▸ TASK INSTRUCTIONS
Draw out every line with the word "hoặc" from the listing below.

◇ ◇ ◇ ◇ ◇

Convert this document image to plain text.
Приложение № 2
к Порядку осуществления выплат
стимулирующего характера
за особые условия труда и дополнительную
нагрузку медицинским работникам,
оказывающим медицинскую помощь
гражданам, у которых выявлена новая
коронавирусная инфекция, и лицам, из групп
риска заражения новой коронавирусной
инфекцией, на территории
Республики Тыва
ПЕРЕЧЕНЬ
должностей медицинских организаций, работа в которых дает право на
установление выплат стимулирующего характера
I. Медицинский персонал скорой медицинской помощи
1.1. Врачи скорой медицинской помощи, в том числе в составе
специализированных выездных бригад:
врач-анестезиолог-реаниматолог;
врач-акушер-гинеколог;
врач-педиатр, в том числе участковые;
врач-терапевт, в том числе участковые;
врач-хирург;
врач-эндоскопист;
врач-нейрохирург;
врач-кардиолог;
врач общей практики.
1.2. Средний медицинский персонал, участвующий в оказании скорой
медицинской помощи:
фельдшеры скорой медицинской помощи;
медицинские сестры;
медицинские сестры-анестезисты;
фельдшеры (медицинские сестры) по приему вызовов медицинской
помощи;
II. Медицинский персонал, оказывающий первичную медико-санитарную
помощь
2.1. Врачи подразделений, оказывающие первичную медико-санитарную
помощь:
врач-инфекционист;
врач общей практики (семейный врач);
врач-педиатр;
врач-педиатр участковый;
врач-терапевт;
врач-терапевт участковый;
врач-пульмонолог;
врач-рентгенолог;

◇ ◇ ◇ ◇ ◇

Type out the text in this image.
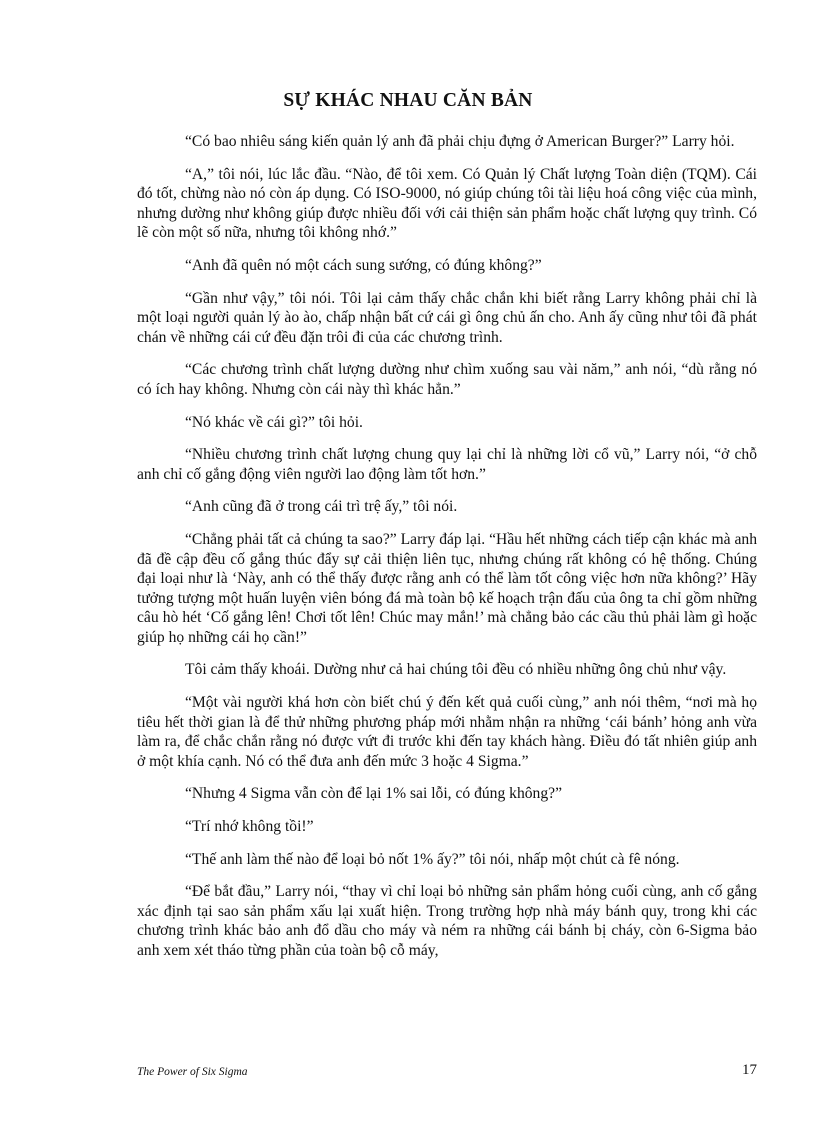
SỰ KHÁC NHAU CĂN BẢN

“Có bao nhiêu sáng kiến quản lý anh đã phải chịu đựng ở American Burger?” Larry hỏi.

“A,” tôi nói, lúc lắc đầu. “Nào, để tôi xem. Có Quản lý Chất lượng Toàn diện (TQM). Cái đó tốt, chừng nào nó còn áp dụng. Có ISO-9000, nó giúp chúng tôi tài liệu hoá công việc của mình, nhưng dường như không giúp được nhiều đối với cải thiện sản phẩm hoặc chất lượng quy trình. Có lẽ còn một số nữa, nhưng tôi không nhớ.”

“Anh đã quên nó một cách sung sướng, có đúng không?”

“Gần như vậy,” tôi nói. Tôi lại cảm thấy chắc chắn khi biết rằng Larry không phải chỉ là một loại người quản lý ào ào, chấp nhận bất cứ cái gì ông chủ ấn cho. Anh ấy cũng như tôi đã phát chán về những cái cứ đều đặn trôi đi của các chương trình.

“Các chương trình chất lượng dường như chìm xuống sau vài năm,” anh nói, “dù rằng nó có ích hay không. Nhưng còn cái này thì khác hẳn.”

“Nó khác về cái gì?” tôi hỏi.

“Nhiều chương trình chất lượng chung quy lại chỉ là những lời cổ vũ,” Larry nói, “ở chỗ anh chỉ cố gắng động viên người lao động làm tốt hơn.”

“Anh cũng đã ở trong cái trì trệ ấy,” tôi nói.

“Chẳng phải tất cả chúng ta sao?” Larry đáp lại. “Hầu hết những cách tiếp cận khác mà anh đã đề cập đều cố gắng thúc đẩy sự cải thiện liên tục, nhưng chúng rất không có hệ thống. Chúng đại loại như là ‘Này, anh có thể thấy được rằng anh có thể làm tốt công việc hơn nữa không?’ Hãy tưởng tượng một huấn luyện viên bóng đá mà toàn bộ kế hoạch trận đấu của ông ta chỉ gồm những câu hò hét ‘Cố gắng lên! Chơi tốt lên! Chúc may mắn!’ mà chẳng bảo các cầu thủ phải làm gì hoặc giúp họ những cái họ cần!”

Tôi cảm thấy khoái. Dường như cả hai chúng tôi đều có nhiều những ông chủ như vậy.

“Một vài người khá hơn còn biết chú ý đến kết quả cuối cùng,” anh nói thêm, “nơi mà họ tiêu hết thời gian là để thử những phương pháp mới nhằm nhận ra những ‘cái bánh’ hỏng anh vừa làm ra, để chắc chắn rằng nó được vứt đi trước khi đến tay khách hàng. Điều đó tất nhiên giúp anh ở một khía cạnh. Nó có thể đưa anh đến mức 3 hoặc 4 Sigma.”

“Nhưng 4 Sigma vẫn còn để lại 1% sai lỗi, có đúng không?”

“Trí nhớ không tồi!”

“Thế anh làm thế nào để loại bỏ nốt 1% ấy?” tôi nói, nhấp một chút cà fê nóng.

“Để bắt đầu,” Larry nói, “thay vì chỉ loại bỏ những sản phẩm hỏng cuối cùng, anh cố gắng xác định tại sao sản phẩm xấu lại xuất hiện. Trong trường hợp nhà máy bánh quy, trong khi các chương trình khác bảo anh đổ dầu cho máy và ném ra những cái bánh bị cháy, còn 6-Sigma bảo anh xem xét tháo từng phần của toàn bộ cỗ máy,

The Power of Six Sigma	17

◇ ◇ ◇ ◇ ◇

▸ TASK SOLUTION
“A,” tôi nói, lúc lắc đầu. “Nào, để tôi xem. Có Quản lý Chất lượng Toàn diện (TQM). Cái đó tốt, chừng nào nó còn áp dụng. Có ISO-9000, nó giúp chúng tôi tài liệu hoá công việc của mình, nhưng dường như không giúp được nhiều đối với cải thiện sản phẩm hoặc chất lượng quy trình. Có lẽ còn một số nữa, nhưng tôi không nhớ.”
“Chẳng phải tất cả chúng ta sao?” Larry đáp lại. “Hầu hết những cách tiếp cận khác mà anh đã đề cập đều cố gắng thúc đẩy sự cải thiện liên tục, nhưng chúng rất không có hệ thống. Chúng đại loại như là ‘Này, anh có thể thấy được rằng anh có thể làm tốt công việc hơn nữa không?’ Hãy tưởng tượng một huấn luyện viên bóng đá mà toàn bộ kế hoạch trận đấu của ông ta chỉ gồm những câu hò hét ‘Cố gắng lên! Chơi tốt lên! Chúc may mắn!’ mà chẳng bảo các cầu thủ phải làm gì hoặc giúp họ những cái họ cần!”
“Một vài người khá hơn còn biết chú ý đến kết quả cuối cùng,” anh nói thêm, “nơi mà họ tiêu hết thời gian là để thử những phương pháp mới nhằm nhận ra những ‘cái bánh’ hỏng anh vừa làm ra, để chắc chắn rằng nó được vứt đi trước khi đến tay khách hàng. Điều đó tất nhiên giúp anh ở một khía cạnh. Nó có thể đưa anh đến mức 3 hoặc 4 Sigma.”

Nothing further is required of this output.